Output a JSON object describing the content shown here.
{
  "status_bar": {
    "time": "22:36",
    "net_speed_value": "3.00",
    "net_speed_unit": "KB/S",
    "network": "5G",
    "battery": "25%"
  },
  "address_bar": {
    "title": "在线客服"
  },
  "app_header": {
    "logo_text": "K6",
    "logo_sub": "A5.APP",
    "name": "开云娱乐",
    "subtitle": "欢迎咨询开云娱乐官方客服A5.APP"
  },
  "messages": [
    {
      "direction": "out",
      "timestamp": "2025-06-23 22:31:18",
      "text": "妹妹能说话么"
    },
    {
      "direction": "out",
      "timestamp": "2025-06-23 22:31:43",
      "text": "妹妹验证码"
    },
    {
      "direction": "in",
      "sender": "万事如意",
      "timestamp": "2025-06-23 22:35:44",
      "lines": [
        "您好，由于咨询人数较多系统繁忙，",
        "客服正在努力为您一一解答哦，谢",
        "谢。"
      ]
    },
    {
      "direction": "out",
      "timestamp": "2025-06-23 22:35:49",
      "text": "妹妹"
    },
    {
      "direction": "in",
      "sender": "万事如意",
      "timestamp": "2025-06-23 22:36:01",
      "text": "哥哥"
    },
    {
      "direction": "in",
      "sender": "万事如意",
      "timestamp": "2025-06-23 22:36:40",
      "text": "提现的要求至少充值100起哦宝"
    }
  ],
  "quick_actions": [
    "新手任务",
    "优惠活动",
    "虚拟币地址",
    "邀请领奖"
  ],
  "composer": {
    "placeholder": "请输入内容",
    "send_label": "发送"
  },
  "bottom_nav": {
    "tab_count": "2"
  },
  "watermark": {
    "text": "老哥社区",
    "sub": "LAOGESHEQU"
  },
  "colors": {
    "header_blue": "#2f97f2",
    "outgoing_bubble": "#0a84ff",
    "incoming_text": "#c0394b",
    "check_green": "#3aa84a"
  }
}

----

- [Short exercise] Using the listing above, state the number of lines that hold "timestamp", with no other text.

- [Answer to this problem] 6